Challenge ▸ Repeat everything in the material exactly.

## Begin

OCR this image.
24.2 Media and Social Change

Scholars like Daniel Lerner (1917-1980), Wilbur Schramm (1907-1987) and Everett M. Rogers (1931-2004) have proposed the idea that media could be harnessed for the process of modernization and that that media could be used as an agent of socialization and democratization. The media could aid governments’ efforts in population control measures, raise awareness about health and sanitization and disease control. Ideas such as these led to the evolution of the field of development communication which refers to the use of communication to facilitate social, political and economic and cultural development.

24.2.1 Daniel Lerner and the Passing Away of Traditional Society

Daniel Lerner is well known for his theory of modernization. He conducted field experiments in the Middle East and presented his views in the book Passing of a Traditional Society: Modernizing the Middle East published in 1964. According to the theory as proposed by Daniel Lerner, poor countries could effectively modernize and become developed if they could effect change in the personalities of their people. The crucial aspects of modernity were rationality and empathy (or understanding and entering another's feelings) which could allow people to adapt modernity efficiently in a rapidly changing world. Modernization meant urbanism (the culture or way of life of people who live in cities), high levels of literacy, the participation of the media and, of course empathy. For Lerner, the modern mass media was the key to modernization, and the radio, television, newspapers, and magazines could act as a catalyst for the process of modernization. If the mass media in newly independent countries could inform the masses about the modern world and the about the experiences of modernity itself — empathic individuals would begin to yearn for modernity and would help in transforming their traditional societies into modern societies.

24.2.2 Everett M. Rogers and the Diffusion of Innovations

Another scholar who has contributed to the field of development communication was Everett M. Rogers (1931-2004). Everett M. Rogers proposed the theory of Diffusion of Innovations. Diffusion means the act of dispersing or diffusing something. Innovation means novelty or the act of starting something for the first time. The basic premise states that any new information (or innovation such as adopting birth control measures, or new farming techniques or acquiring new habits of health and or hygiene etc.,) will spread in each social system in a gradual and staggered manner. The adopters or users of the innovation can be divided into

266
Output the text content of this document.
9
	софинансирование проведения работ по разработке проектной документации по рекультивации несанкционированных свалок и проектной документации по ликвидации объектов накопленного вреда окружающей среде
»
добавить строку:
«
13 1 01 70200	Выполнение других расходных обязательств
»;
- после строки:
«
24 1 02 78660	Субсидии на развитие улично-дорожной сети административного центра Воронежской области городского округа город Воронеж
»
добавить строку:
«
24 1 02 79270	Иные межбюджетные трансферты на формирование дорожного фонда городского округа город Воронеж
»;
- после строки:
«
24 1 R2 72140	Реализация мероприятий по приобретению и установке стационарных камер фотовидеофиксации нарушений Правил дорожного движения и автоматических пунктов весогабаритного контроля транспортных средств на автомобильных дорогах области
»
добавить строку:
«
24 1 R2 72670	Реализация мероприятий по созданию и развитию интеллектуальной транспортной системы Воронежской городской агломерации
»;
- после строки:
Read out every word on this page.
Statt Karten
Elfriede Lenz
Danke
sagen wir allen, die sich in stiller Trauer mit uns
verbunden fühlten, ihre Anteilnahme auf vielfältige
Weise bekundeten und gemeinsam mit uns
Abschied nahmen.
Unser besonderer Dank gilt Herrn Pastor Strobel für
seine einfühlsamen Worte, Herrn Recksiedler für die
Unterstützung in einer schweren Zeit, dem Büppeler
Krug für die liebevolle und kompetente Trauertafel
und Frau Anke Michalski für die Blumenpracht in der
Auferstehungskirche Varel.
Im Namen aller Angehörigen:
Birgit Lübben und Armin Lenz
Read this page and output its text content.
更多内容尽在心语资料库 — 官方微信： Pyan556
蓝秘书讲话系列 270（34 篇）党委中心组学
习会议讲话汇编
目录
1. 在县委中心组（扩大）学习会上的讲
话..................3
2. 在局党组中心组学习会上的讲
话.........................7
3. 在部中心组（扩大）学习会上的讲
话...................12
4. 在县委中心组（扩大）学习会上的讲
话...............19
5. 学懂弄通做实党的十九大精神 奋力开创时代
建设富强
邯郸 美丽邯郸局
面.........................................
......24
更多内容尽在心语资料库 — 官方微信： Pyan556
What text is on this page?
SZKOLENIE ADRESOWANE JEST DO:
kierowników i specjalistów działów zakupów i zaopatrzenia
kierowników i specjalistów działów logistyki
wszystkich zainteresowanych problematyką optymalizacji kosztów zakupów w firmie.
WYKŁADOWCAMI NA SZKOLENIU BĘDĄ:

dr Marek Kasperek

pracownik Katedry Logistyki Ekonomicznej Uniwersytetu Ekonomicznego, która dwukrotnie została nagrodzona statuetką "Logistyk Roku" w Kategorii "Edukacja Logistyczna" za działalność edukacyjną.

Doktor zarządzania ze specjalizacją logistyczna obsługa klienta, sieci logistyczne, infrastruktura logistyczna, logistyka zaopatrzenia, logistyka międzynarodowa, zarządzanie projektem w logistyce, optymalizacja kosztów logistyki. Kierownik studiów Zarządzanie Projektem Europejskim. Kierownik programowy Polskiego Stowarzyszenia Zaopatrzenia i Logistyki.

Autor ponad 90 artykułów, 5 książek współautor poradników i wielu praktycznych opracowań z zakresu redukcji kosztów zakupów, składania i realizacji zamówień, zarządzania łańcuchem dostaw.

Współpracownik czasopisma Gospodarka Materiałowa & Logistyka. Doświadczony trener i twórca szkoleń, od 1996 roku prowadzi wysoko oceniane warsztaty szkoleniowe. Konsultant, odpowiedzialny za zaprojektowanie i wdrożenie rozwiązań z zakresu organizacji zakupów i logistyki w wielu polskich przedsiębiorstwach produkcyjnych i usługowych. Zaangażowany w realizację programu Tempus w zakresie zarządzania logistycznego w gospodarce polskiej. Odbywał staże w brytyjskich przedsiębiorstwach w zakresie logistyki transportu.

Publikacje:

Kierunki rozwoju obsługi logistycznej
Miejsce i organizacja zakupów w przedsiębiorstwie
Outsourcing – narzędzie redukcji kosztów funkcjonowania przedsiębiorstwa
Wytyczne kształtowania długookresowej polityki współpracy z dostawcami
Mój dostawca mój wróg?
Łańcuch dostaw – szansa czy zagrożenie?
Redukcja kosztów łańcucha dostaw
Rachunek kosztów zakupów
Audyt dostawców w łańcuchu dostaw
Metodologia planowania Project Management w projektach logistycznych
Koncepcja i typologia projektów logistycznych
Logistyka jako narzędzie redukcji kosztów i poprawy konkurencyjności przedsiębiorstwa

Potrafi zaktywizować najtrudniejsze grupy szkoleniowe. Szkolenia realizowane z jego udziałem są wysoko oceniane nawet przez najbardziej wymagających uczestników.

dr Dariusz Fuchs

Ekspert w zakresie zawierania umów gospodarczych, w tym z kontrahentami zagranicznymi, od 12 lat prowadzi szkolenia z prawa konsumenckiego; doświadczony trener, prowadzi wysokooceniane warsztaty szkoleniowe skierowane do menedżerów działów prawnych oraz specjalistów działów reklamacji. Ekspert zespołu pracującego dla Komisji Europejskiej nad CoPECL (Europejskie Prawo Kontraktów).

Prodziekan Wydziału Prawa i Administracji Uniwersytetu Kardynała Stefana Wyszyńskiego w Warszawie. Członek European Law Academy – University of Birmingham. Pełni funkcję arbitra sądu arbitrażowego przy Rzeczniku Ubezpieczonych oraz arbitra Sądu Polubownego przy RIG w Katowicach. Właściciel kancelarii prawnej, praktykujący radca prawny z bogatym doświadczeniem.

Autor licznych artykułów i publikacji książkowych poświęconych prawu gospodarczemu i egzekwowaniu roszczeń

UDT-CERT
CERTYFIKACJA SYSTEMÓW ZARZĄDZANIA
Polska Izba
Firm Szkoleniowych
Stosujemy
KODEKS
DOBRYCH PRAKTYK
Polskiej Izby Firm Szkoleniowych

## End

Exercise solution ▸
OCR this image.
24.2 Media and Social Change

Scholars like Daniel Lerner (1917-1980), Wilbur Schramm (1907-1987) and Everett M. Rogers (1931-2004) have proposed the idea that media could be harnessed for the process of modernization and that that media could be used as an agent of socialization and democratization. The media could aid governments’ efforts in population control measures, raise awareness about health and sanitization and disease control. Ideas such as these led to the evolution of the field of development communication which refers to the use of communication to facilitate social, political and economic and cultural development.

24.2.1 Daniel Lerner and the Passing Away of Traditional Society

Daniel Lerner is well known for his theory of modernization. He conducted field experiments in the Middle East and presented his views in the book Passing of a Traditional Society: Modernizing the Middle East published in 1964. According to the theory as proposed by Daniel Lerner, poor countries could effectively modernize and become developed if they could effect change in the personalities of their people. The crucial aspects of modernity were rationality and empathy (or understanding and entering another's feelings) which could allow people to adapt modernity efficiently in a rapidly changing world. Modernization meant urbanism (the culture or way of life of people who live in cities), high levels of literacy, the participation of the media and, of course empathy. For Lerner, the modern mass media was the key to modernization, and the radio, television, newspapers, and magazines could act as a catalyst for the process of modernization. If the mass media in newly independent countries could inform the masses about the modern world and the about the experiences of modernity itself — empathic individuals would begin to yearn for modernity and would help in transforming their traditional societies into modern societies.

24.2.2 Everett M. Rogers and the Diffusion of Innovations

Another scholar who has contributed to the field of development communication was Everett M. Rogers (1931-2004). Everett M. Rogers proposed the theory of Diffusion of Innovations. Diffusion means the act of dispersing or diffusing something. Innovation means novelty or the act of starting something for the first time. The basic premise states that any new information (or innovation such as adopting birth control measures, or new farming techniques or acquiring new habits of health and or hygiene etc.,) will spread in each social system in a gradual and staggered manner. The adopters or users of the innovation can be divided into

266
Output the text content of this document.
9
	софинансирование проведения работ по разработке проектной документации по рекультивации несанкционированных свалок и проектной документации по ликвидации объектов накопленного вреда окружающей среде
»
добавить строку:
«
13 1 01 70200	Выполнение других расходных обязательств
»;
- после строки:
«
24 1 02 78660	Субсидии на развитие улично-дорожной сети административного центра Воронежской области городского округа город Воронеж
»
добавить строку:
«
24 1 02 79270	Иные межбюджетные трансферты на формирование дорожного фонда городского округа город Воронеж
»;
- после строки:
«
24 1 R2 72140	Реализация мероприятий по приобретению и установке стационарных камер фотовидеофиксации нарушений Правил дорожного движения и автоматических пунктов весогабаритного контроля транспортных средств на автомобильных дорогах области
»
добавить строку:
«
24 1 R2 72670	Реализация мероприятий по созданию и развитию интеллектуальной транспортной системы Воронежской городской агломерации
»;
- после строки:
Read out every word on this page.
Statt Karten
Elfriede Lenz
Danke
sagen wir allen, die sich in stiller Trauer mit uns
verbunden fühlten, ihre Anteilnahme auf vielfältige
Weise bekundeten und gemeinsam mit uns
Abschied nahmen.
Unser besonderer Dank gilt Herrn Pastor Strobel für
seine einfühlsamen Worte, Herrn Recksiedler für die
Unterstützung in einer schweren Zeit, dem Büppeler
Krug für die liebevolle und kompetente Trauertafel
und Frau Anke Michalski für die Blumenpracht in der
Auferstehungskirche Varel.
Im Namen aller Angehörigen:
Birgit Lübben und Armin Lenz
Read this page and output its text content.
更多内容尽在心语资料库 — 官方微信： Pyan556
蓝秘书讲话系列 270（34 篇）党委中心组学
习会议讲话汇编
目录
1. 在县委中心组（扩大）学习会上的讲
话..................3
2. 在局党组中心组学习会上的讲
话.........................7
3. 在部中心组（扩大）学习会上的讲
话...................12
4. 在县委中心组（扩大）学习会上的讲
话...............19
5. 学懂弄通做实党的十九大精神 奋力开创时代
建设富强
邯郸 美丽邯郸局
面.........................................
......24
更多内容尽在心语资料库 — 官方微信： Pyan556
What text is on this page?
SZKOLENIE ADRESOWANE JEST DO:
kierowników i specjalistów działów zakupów i zaopatrzenia
kierowników i specjalistów działów logistyki
wszystkich zainteresowanych problematyką optymalizacji kosztów zakupów w firmie.
WYKŁADOWCAMI NA SZKOLENIU BĘDĄ:

dr Marek Kasperek

pracownik Katedry Logistyki Ekonomicznej Uniwersytetu Ekonomicznego, która dwukrotnie została nagrodzona statuetką "Logistyk Roku" w Kategorii "Edukacja Logistyczna" za działalność edukacyjną.

Doktor zarządzania ze specjalizacją logistyczna obsługa klienta, sieci logistyczne, infrastruktura logistyczna, logistyka zaopatrzenia, logistyka międzynarodowa, zarządzanie projektem w logistyce, optymalizacja kosztów logistyki. Kierownik studiów Zarządzanie Projektem Europejskim. Kierownik programowy Polskiego Stowarzyszenia Zaopatrzenia i Logistyki.

Autor ponad 90 artykułów, 5 książek współautor poradników i wielu praktycznych opracowań z zakresu redukcji kosztów zakupów, składania i realizacji zamówień, zarządzania łańcuchem dostaw.

Współpracownik czasopisma Gospodarka Materiałowa & Logistyka. Doświadczony trener i twórca szkoleń, od 1996 roku prowadzi wysoko oceniane warsztaty szkoleniowe. Konsultant, odpowiedzialny za zaprojektowanie i wdrożenie rozwiązań z zakresu organizacji zakupów i logistyki w wielu polskich przedsiębiorstwach produkcyjnych i usługowych. Zaangażowany w realizację programu Tempus w zakresie zarządzania logistycznego w gospodarce polskiej. Odbywał staże w brytyjskich przedsiębiorstwach w zakresie logistyki transportu.

Publikacje:

Kierunki rozwoju obsługi logistycznej
Miejsce i organizacja zakupów w przedsiębiorstwie
Outsourcing – narzędzie redukcji kosztów funkcjonowania przedsiębiorstwa
Wytyczne kształtowania długookresowej polityki współpracy z dostawcami
Mój dostawca mój wróg?
Łańcuch dostaw – szansa czy zagrożenie?
Redukcja kosztów łańcucha dostaw
Rachunek kosztów zakupów
Audyt dostawców w łańcuchu dostaw
Metodologia planowania Project Management w projektach logistycznych
Koncepcja i typologia projektów logistycznych
Logistyka jako narzędzie redukcji kosztów i poprawy konkurencyjności przedsiębiorstwa

Potrafi zaktywizować najtrudniejsze grupy szkoleniowe. Szkolenia realizowane z jego udziałem są wysoko oceniane nawet przez najbardziej wymagających uczestników.

dr Dariusz Fuchs

Ekspert w zakresie zawierania umów gospodarczych, w tym z kontrahentami zagranicznymi, od 12 lat prowadzi szkolenia z prawa konsumenckiego; doświadczony trener, prowadzi wysokooceniane warsztaty szkoleniowe skierowane do menedżerów działów prawnych oraz specjalistów działów reklamacji. Ekspert zespołu pracującego dla Komisji Europejskiej nad CoPECL (Europejskie Prawo Kontraktów).

Prodziekan Wydziału Prawa i Administracji Uniwersytetu Kardynała Stefana Wyszyńskiego w Warszawie. Członek European Law Academy – University of Birmingham. Pełni funkcję arbitra sądu arbitrażowego przy Rzeczniku Ubezpieczonych oraz arbitra Sądu Polubownego przy RIG w Katowicach. Właściciel kancelarii prawnej, praktykujący radca prawny z bogatym doświadczeniem.

Autor licznych artykułów i publikacji książkowych poświęconych prawu gospodarczemu i egzekwowaniu roszczeń

UDT-CERT
CERTYFIKACJA SYSTEMÓW ZARZĄDZANIA
Polska Izba
Firm Szkoleniowych
Stosujemy
KODEKS
DOBRYCH PRAKTYK
Polskiej Izby Firm Szkoleniowych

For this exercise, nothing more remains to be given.